*Exercise aim:*
Search the listing below for the word "conseil" and copy each line that holds it.

Stored items
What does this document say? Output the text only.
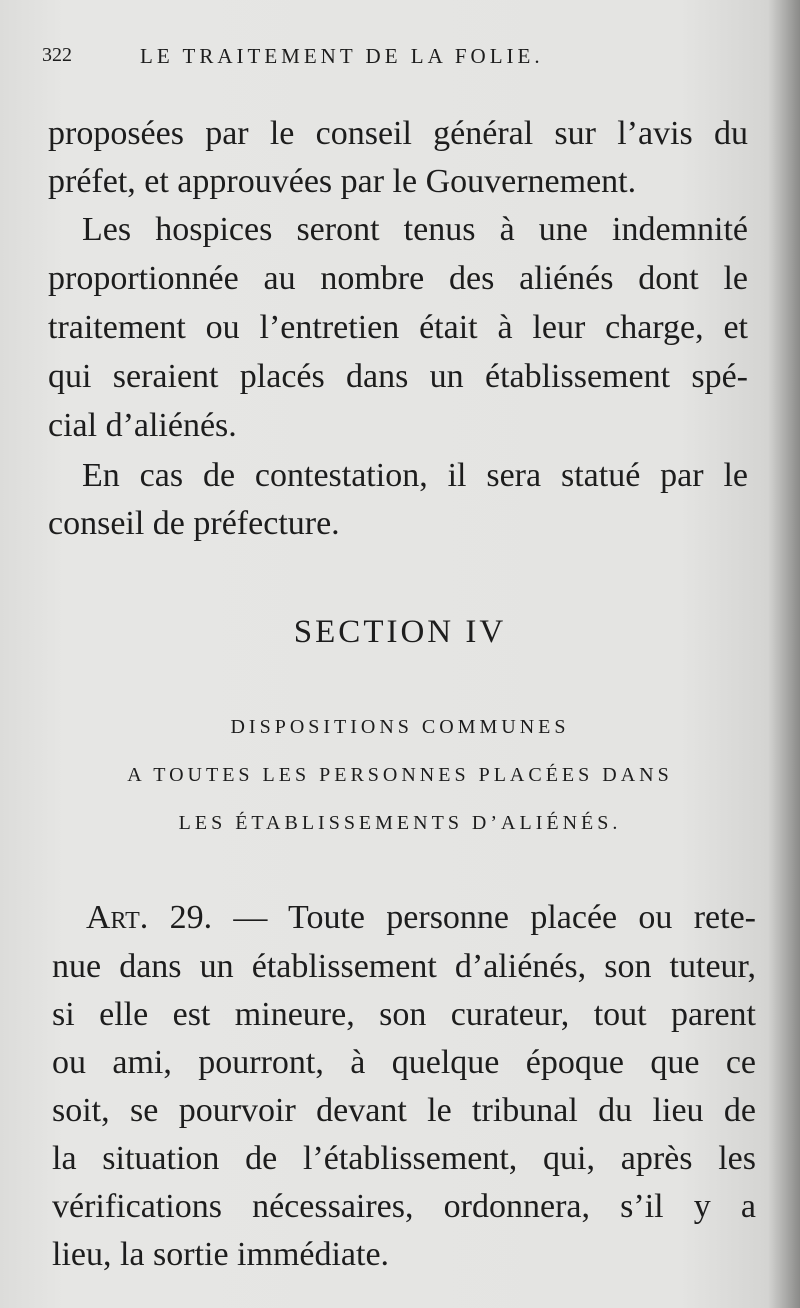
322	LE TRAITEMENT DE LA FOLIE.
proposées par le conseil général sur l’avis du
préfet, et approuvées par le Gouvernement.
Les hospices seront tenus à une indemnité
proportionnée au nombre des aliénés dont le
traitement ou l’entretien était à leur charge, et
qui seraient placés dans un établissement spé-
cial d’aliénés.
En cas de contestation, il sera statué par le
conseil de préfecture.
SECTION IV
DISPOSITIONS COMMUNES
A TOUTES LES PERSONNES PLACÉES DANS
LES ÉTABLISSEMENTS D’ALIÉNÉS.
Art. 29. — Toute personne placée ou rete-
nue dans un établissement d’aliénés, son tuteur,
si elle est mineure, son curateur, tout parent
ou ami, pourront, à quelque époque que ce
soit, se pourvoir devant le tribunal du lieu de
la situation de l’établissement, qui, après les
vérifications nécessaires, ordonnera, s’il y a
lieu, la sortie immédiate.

*Written answer:*
proposées par le conseil général sur l’avis du
conseil de préfecture.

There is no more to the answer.